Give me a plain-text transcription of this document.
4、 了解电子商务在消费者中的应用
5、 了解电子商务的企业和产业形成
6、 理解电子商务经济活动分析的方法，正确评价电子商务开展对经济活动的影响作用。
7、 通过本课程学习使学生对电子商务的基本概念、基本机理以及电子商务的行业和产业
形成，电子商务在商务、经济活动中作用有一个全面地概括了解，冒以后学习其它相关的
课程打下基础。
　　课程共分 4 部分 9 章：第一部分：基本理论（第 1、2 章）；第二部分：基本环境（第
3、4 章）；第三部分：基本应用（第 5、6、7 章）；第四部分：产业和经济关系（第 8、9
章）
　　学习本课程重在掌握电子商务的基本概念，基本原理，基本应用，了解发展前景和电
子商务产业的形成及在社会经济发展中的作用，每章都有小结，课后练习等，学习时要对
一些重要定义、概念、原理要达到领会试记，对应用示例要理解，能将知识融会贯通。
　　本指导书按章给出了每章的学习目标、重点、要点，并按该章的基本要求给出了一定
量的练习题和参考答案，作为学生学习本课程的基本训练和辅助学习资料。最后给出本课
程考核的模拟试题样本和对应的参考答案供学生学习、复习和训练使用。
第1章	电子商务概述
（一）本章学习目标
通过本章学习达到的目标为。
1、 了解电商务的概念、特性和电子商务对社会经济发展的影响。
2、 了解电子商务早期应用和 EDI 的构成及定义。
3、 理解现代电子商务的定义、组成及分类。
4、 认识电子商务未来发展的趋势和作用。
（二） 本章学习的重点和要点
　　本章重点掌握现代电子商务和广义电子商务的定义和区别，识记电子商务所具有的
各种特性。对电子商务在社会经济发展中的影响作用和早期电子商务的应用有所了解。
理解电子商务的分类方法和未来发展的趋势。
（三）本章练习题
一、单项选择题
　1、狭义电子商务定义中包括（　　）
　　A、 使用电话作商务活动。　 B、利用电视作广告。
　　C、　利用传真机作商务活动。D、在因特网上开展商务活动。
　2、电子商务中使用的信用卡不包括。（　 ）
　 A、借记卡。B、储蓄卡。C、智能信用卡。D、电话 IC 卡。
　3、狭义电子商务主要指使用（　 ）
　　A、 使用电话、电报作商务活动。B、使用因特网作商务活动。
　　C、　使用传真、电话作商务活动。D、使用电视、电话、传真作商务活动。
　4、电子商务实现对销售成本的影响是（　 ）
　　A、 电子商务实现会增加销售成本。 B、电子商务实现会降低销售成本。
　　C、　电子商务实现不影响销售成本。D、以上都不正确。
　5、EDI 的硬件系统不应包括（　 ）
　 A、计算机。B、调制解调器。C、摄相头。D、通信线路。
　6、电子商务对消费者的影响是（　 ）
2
____
_Directions_: Copy out all of the records shown above exactly.

_The answer_:
Give me a plain-text transcription of this document.
4、 了解电子商务在消费者中的应用
5、 了解电子商务的企业和产业形成
6、 理解电子商务经济活动分析的方法，正确评价电子商务开展对经济活动的影响作用。
7、 通过本课程学习使学生对电子商务的基本概念、基本机理以及电子商务的行业和产业
形成，电子商务在商务、经济活动中作用有一个全面地概括了解，冒以后学习其它相关的
课程打下基础。
　　课程共分 4 部分 9 章：第一部分：基本理论（第 1、2 章）；第二部分：基本环境（第
3、4 章）；第三部分：基本应用（第 5、6、7 章）；第四部分：产业和经济关系（第 8、9
章）
　　学习本课程重在掌握电子商务的基本概念，基本原理，基本应用，了解发展前景和电
子商务产业的形成及在社会经济发展中的作用，每章都有小结，课后练习等，学习时要对
一些重要定义、概念、原理要达到领会试记，对应用示例要理解，能将知识融会贯通。
　　本指导书按章给出了每章的学习目标、重点、要点，并按该章的基本要求给出了一定
量的练习题和参考答案，作为学生学习本课程的基本训练和辅助学习资料。最后给出本课
程考核的模拟试题样本和对应的参考答案供学生学习、复习和训练使用。
第1章	电子商务概述
（一）本章学习目标
通过本章学习达到的目标为。
1、 了解电商务的概念、特性和电子商务对社会经济发展的影响。
2、 了解电子商务早期应用和 EDI 的构成及定义。
3、 理解现代电子商务的定义、组成及分类。
4、 认识电子商务未来发展的趋势和作用。
（二） 本章学习的重点和要点
　　本章重点掌握现代电子商务和广义电子商务的定义和区别，识记电子商务所具有的
各种特性。对电子商务在社会经济发展中的影响作用和早期电子商务的应用有所了解。
理解电子商务的分类方法和未来发展的趋势。
（三）本章练习题
一、单项选择题
　1、狭义电子商务定义中包括（　　）
　　A、 使用电话作商务活动。　 B、利用电视作广告。
　　C、　利用传真机作商务活动。D、在因特网上开展商务活动。
　2、电子商务中使用的信用卡不包括。（　 ）
　 A、借记卡。B、储蓄卡。C、智能信用卡。D、电话 IC 卡。
　3、狭义电子商务主要指使用（　 ）
　　A、 使用电话、电报作商务活动。B、使用因特网作商务活动。
　　C、　使用传真、电话作商务活动。D、使用电视、电话、传真作商务活动。
　4、电子商务实现对销售成本的影响是（　 ）
　　A、 电子商务实现会增加销售成本。 B、电子商务实现会降低销售成本。
　　C、　电子商务实现不影响销售成本。D、以上都不正确。
　5、EDI 的硬件系统不应包括（　 ）
　 A、计算机。B、调制解调器。C、摄相头。D、通信线路。
　6、电子商务对消费者的影响是（　 ）
2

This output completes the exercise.